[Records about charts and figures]

<<<<

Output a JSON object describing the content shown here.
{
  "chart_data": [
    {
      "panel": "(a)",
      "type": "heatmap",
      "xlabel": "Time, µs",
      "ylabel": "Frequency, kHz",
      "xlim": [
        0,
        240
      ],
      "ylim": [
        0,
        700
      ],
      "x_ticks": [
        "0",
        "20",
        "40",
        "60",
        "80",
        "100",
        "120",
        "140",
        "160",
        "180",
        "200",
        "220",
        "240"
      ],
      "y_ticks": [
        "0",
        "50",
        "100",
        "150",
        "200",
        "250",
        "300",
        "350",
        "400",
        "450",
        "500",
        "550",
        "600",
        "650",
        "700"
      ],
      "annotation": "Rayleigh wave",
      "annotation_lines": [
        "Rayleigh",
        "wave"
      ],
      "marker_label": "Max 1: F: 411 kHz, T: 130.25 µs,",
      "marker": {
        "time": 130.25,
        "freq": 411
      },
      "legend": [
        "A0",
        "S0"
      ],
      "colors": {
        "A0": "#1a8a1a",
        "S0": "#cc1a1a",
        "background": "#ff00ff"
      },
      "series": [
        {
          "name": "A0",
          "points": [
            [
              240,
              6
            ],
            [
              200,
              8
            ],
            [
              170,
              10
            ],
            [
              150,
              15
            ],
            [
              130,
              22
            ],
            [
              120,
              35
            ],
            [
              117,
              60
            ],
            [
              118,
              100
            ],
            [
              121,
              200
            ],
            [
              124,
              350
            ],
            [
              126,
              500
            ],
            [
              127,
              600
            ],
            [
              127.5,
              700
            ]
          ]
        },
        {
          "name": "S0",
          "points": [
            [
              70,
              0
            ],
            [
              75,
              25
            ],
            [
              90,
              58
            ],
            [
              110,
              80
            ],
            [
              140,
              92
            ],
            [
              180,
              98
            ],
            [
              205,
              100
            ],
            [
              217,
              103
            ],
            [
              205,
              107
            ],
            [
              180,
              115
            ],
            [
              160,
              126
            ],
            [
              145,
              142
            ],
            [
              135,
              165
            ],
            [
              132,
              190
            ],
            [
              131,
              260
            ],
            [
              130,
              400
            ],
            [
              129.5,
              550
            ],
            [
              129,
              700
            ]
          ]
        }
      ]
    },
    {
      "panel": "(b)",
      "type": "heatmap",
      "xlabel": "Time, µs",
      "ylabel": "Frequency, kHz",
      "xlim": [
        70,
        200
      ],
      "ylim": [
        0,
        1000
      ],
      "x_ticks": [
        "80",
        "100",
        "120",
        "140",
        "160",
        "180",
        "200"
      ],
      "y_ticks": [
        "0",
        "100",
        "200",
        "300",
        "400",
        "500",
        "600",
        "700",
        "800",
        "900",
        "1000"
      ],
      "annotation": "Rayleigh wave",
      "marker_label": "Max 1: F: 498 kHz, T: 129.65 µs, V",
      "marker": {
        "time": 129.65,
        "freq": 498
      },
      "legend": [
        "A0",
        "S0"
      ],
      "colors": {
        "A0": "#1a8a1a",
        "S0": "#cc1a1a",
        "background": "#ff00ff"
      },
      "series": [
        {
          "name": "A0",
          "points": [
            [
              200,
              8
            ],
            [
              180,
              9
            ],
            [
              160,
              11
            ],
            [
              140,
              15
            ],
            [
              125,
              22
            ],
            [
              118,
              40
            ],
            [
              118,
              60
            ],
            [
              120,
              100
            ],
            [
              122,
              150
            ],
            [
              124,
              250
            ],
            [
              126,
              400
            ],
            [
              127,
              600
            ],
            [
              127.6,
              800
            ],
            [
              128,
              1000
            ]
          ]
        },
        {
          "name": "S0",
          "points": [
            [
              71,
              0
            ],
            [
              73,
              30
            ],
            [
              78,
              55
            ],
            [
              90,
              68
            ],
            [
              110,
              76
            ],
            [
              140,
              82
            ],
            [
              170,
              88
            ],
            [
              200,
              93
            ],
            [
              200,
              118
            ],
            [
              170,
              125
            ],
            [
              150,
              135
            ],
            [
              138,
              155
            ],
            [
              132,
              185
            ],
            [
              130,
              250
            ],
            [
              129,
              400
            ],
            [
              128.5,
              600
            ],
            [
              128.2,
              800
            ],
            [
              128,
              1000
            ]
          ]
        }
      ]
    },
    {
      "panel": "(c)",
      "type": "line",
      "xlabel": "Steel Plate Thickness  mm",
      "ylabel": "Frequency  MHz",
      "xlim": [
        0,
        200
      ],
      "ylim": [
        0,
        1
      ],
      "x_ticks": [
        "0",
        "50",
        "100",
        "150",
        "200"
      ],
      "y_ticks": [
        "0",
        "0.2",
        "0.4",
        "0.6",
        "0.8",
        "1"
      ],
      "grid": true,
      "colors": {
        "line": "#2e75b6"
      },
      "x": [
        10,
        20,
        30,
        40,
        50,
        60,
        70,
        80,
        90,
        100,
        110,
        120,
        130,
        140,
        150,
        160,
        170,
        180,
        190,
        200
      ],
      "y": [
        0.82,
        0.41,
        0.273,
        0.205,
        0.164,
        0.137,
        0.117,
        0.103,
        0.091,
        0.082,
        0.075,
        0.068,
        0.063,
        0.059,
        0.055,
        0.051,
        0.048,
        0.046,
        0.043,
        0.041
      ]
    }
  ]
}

>>>>

SET PROBLEM:
Restate the whole of the material exactly.

THE SOLUTION:
Output a JSON object describing the content shown here.
{
  "chart_data": [
    {
      "panel": "(a)",
      "type": "heatmap",
      "xlabel": "Time, µs",
      "ylabel": "Frequency, kHz",
      "xlim": [
        0,
        240
      ],
      "ylim": [
        0,
        700
      ],
      "x_ticks": [
        "0",
        "20",
        "40",
        "60",
        "80",
        "100",
        "120",
        "140",
        "160",
        "180",
        "200",
        "220",
        "240"
      ],
      "y_ticks": [
        "0",
        "50",
        "100",
        "150",
        "200",
        "250",
        "300",
        "350",
        "400",
        "450",
        "500",
        "550",
        "600",
        "650",
        "700"
      ],
      "annotation": "Rayleigh wave",
      "annotation_lines": [
        "Rayleigh",
        "wave"
      ],
      "marker_label": "Max 1: F: 411 kHz, T: 130.25 µs,",
      "marker": {
        "time": 130.25,
        "freq": 411
      },
      "legend": [
        "A0",
        "S0"
      ],
      "colors": {
        "A0": "#1a8a1a",
        "S0": "#cc1a1a",
        "background": "#ff00ff"
      },
      "series": [
        {
          "name": "A0",
          "points": [
            [
              240,
              6
            ],
            [
              200,
              8
            ],
            [
              170,
              10
            ],
            [
              150,
              15
            ],
            [
              130,
              22
            ],
            [
              120,
              35
            ],
            [
              117,
              60
            ],
            [
              118,
              100
            ],
            [
              121,
              200
            ],
            [
              124,
              350
            ],
            [
              126,
              500
            ],
            [
              127,
              600
            ],
            [
              127.5,
              700
            ]
          ]
        },
        {
          "name": "S0",
          "points": [
            [
              70,
              0
            ],
            [
              75,
              25
            ],
            [
              90,
              58
            ],
            [
              110,
              80
            ],
            [
              140,
              92
            ],
            [
              180,
              98
            ],
            [
              205,
              100
            ],
            [
              217,
              103
            ],
            [
              205,
              107
            ],
            [
              180,
              115
            ],
            [
              160,
              126
            ],
            [
              145,
              142
            ],
            [
              135,
              165
            ],
            [
              132,
              190
            ],
            [
              131,
              260
            ],
            [
              130,
              400
            ],
            [
              129.5,
              550
            ],
            [
              129,
              700
            ]
          ]
        }
      ]
    },
    {
      "panel": "(b)",
      "type": "heatmap",
      "xlabel": "Time, µs",
      "ylabel": "Frequency, kHz",
      "xlim": [
        70,
        200
      ],
      "ylim": [
        0,
        1000
      ],
      "x_ticks": [
        "80",
        "100",
        "120",
        "140",
        "160",
        "180",
        "200"
      ],
      "y_ticks": [
        "0",
        "100",
        "200",
        "300",
        "400",
        "500",
        "600",
        "700",
        "800",
        "900",
        "1000"
      ],
      "annotation": "Rayleigh wave",
      "marker_label": "Max 1: F: 498 kHz, T: 129.65 µs, V",
      "marker": {
        "time": 129.65,
        "freq": 498
      },
      "legend": [
        "A0",
        "S0"
      ],
      "colors": {
        "A0": "#1a8a1a",
        "S0": "#cc1a1a",
        "background": "#ff00ff"
      },
      "series": [
        {
          "name": "A0",
          "points": [
            [
              200,
              8
            ],
            [
              180,
              9
            ],
            [
              160,
              11
            ],
            [
              140,
              15
            ],
            [
              125,
              22
            ],
            [
              118,
              40
            ],
            [
              118,
              60
            ],
            [
              120,
              100
            ],
            [
              122,
              150
            ],
            [
              124,
              250
            ],
            [
              126,
              400
            ],
            [
              127,
              600
            ],
            [
              127.6,
              800
            ],
            [
              128,
              1000
            ]
          ]
        },
        {
          "name": "S0",
          "points": [
            [
              71,
              0
            ],
            [
              73,
              30
            ],
            [
              78,
              55
            ],
            [
              90,
              68
            ],
            [
              110,
              76
            ],
            [
              140,
              82
            ],
            [
              170,
              88
            ],
            [
              200,
              93
            ],
            [
              200,
              118
            ],
            [
              170,
              125
            ],
            [
              150,
              135
            ],
            [
              138,
              155
            ],
            [
              132,
              185
            ],
            [
              130,
              250
            ],
            [
              129,
              400
            ],
            [
              128.5,
              600
            ],
            [
              128.2,
              800
            ],
            [
              128,
              1000
            ]
          ]
        }
      ]
    },
    {
      "panel": "(c)",
      "type": "line",
      "xlabel": "Steel Plate Thickness  mm",
      "ylabel": "Frequency  MHz",
      "xlim": [
        0,
        200
      ],
      "ylim": [
        0,
        1
      ],
      "x_ticks": [
        "0",
        "50",
        "100",
        "150",
        "200"
      ],
      "y_ticks": [
        "0",
        "0.2",
        "0.4",
        "0.6",
        "0.8",
        "1"
      ],
      "grid": true,
      "colors": {
        "line": "#2e75b6"
      },
      "x": [
        10,
        20,
        30,
        40,
        50,
        60,
        70,
        80,
        90,
        100,
        110,
        120,
        130,
        140,
        150,
        160,
        170,
        180,
        190,
        200
      ],
      "y": [
        0.82,
        0.41,
        0.273,
        0.205,
        0.164,
        0.137,
        0.117,
        0.103,
        0.091,
        0.082,
        0.075,
        0.068,
        0.063,
        0.059,
        0.055,
        0.051,
        0.048,
        0.046,
        0.043,
        0.041
      ]
    }
  ]
}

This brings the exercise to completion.